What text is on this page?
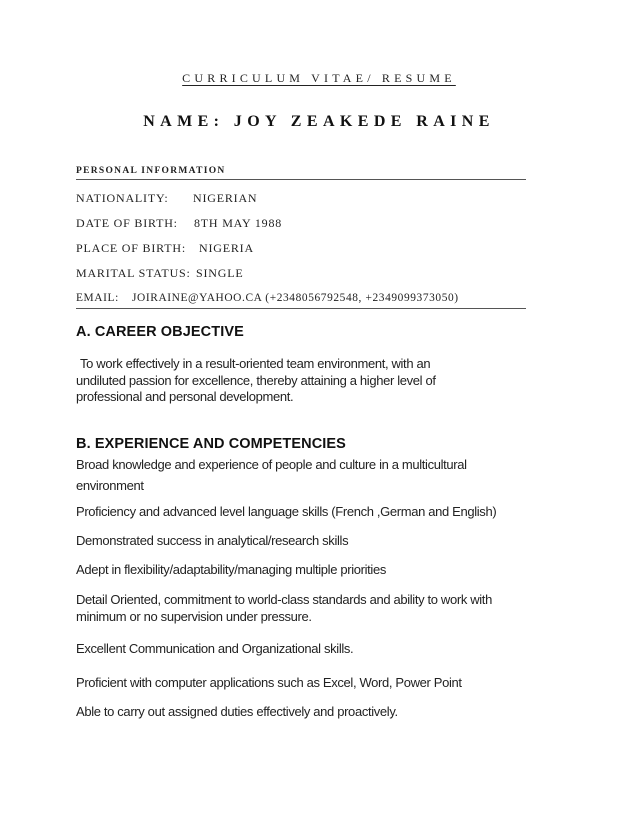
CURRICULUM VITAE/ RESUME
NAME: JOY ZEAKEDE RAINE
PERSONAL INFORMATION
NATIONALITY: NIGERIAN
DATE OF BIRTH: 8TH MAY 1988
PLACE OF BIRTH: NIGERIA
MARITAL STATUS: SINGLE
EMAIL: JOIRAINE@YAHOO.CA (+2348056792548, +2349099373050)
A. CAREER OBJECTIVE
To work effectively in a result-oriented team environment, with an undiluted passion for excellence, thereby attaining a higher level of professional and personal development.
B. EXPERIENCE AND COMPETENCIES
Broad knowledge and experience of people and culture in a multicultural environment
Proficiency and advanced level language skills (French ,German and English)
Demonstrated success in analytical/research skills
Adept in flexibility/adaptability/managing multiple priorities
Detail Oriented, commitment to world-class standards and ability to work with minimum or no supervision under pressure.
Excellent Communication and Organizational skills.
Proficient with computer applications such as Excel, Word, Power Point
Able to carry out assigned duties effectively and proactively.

####

THE PROBLEM >> Filter the records down to the lines that contain the string "BIRTH", and copy those lines.

SOLUTION FOR THIS TASK >>
DATE OF BIRTH: 8TH MAY 1988
PLACE OF BIRTH: NIGERIA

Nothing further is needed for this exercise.